# Goal
Pick out the lines in the listing below that contain the word "object" and copy them.

Figure contents as structured data:
»»

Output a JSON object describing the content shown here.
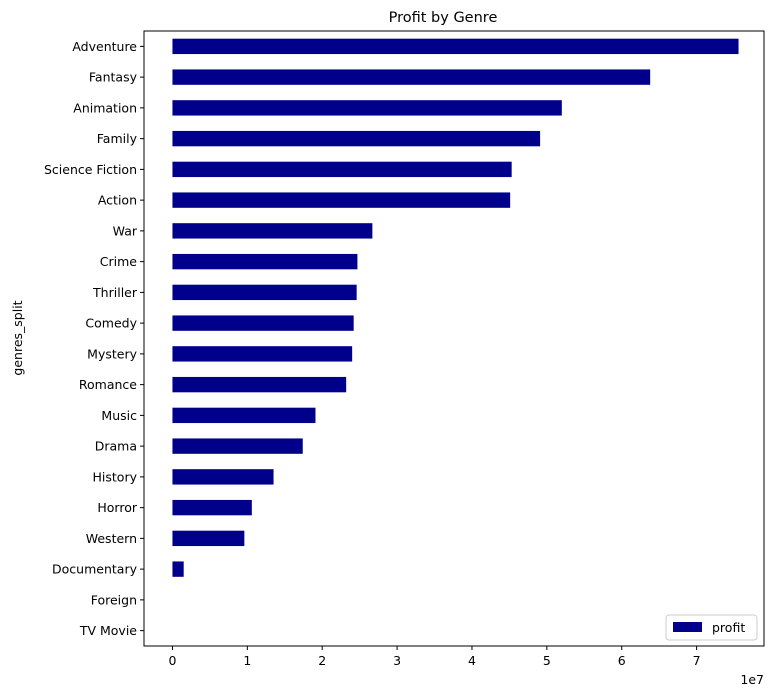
{
  "chart_data": {
    "type": "bar",
    "orientation": "horizontal",
    "title": "Profit by Genre",
    "ylabel": "genres_split",
    "xlabel": "",
    "x_offset_text": "1e7",
    "xlim": [
      -0.38,
      7.9
    ],
    "x_ticks": [
      0,
      1,
      2,
      3,
      4,
      5,
      6,
      7
    ],
    "x_scale": 10000000,
    "bar_color": "#00008b",
    "legend": {
      "position": "lower right",
      "entries": [
        "profit"
      ]
    },
    "categories": [
      "Adventure",
      "Fantasy",
      "Animation",
      "Family",
      "Science Fiction",
      "Action",
      "War",
      "Crime",
      "Thriller",
      "Comedy",
      "Mystery",
      "Romance",
      "Music",
      "Drama",
      "History",
      "Horror",
      "Western",
      "Documentary",
      "Foreign",
      "TV Movie"
    ],
    "series": [
      {
        "name": "profit",
        "values": [
          75600000,
          63800000,
          52000000,
          49100000,
          45300000,
          45100000,
          26700000,
          24700000,
          24600000,
          24200000,
          24000000,
          23200000,
          19100000,
          17400000,
          13500000,
          10600000,
          9600000,
          1500000,
          0,
          0
        ]
      }
    ]
  }
}
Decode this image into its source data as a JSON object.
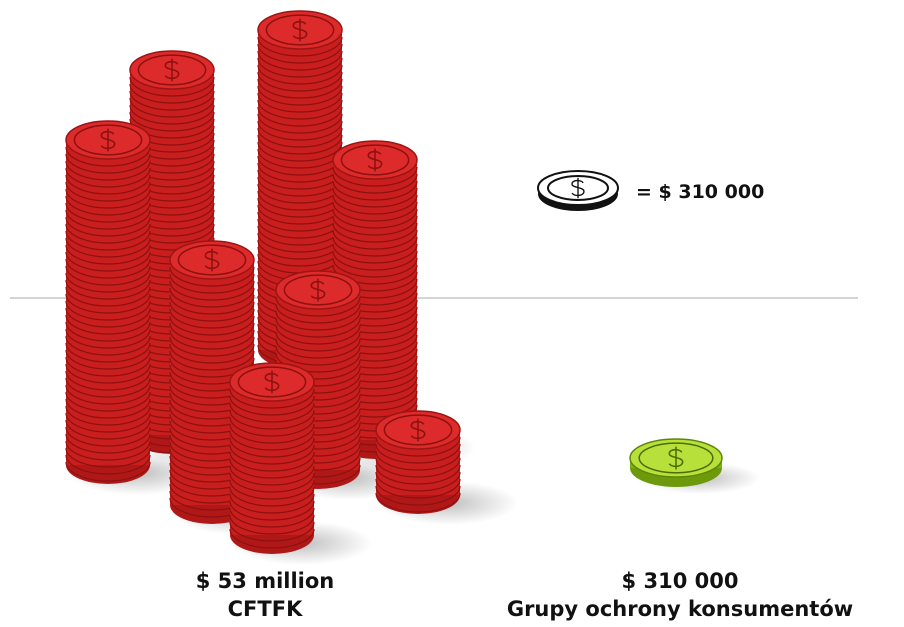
{
  "legend": {
    "label": "= $ 310 000"
  },
  "items": [
    {
      "amount": "$ 53 million",
      "name": "CFTFK"
    },
    {
      "amount": "$ 310 000",
      "name": "Grupy ochrony konsumentów"
    }
  ]
}
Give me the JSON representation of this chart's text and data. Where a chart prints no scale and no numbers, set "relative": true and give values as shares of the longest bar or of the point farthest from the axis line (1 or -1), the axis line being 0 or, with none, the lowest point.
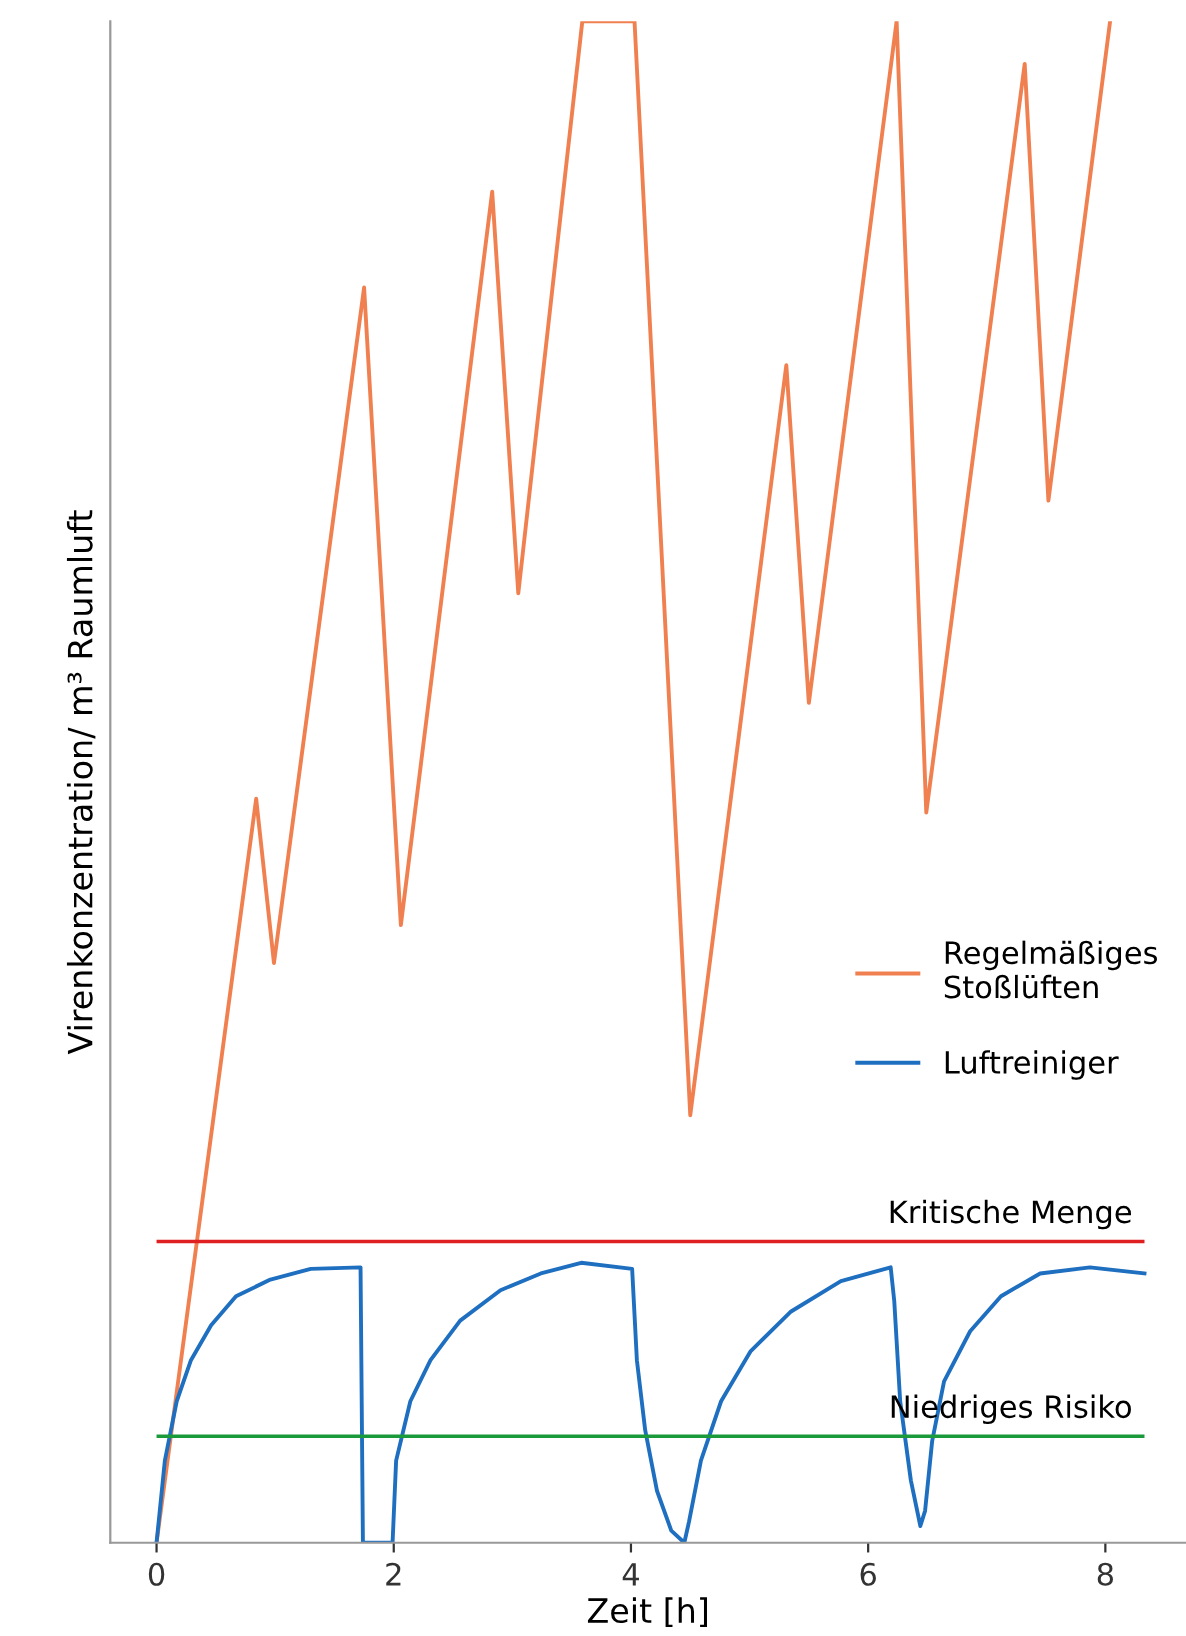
{
  "chart_data": {
    "type": "line",
    "relative": true,
    "xlabel": "Zeit [h]",
    "ylabel": "Virenkonzentration/ m³ Raumluft",
    "xlim": [
      -0.39,
      8.68
    ],
    "xticks": [
      0,
      2,
      4,
      6,
      8
    ],
    "legend": "right",
    "grid": false,
    "series": [
      {
        "name": "Regelmäßiges\nStoßlüften",
        "color": "#f08050",
        "x": [
          0,
          0.84,
          0.99,
          1.75,
          2.06,
          2.83,
          3.05,
          3.59,
          4.03,
          4.5,
          5.31,
          5.5,
          6.24,
          6.49,
          7.32,
          7.52,
          8.04
        ],
        "values": [
          0,
          0.489,
          0.381,
          0.825,
          0.406,
          0.888,
          0.624,
          1,
          1,
          0.281,
          0.774,
          0.552,
          1,
          0.48,
          0.972,
          0.685,
          1
        ]
      },
      {
        "name": "Luftreiniger",
        "color": "#1f6fc0",
        "x": [
          0,
          0.07,
          0.17,
          0.29,
          0.46,
          0.67,
          0.96,
          1.3,
          1.72,
          1.74,
          1.99,
          2.02,
          2.14,
          2.31,
          2.56,
          2.9,
          3.24,
          3.58,
          4.01,
          4.05,
          4.12,
          4.22,
          4.34,
          4.45,
          4.49,
          4.59,
          4.76,
          5.01,
          5.35,
          5.77,
          6.19,
          6.22,
          6.27,
          6.36,
          6.44,
          6.48,
          6.54,
          6.64,
          6.86,
          7.12,
          7.45,
          7.87,
          8.33
        ],
        "values": [
          0,
          0.054,
          0.093,
          0.12,
          0.143,
          0.162,
          0.173,
          0.18,
          0.181,
          0,
          0,
          0.054,
          0.093,
          0.12,
          0.146,
          0.166,
          0.177,
          0.184,
          0.18,
          0.12,
          0.074,
          0.034,
          0.008,
          0,
          0.014,
          0.054,
          0.093,
          0.126,
          0.152,
          0.172,
          0.181,
          0.159,
          0.093,
          0.041,
          0.011,
          0.021,
          0.067,
          0.106,
          0.139,
          0.162,
          0.177,
          0.181,
          0.177
        ]
      }
    ],
    "ref_lines": [
      {
        "axis": "y",
        "value": 0.198,
        "label": "Kritische Menge",
        "color": "#e02020"
      },
      {
        "axis": "y",
        "value": 0.07,
        "label": "Niedriges Risiko",
        "color": "#1a9a3a"
      }
    ]
  }
}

««

# Solution to the problem
Output a JSON object describing the content shown here.
Decode this image into its source data as a JSON object.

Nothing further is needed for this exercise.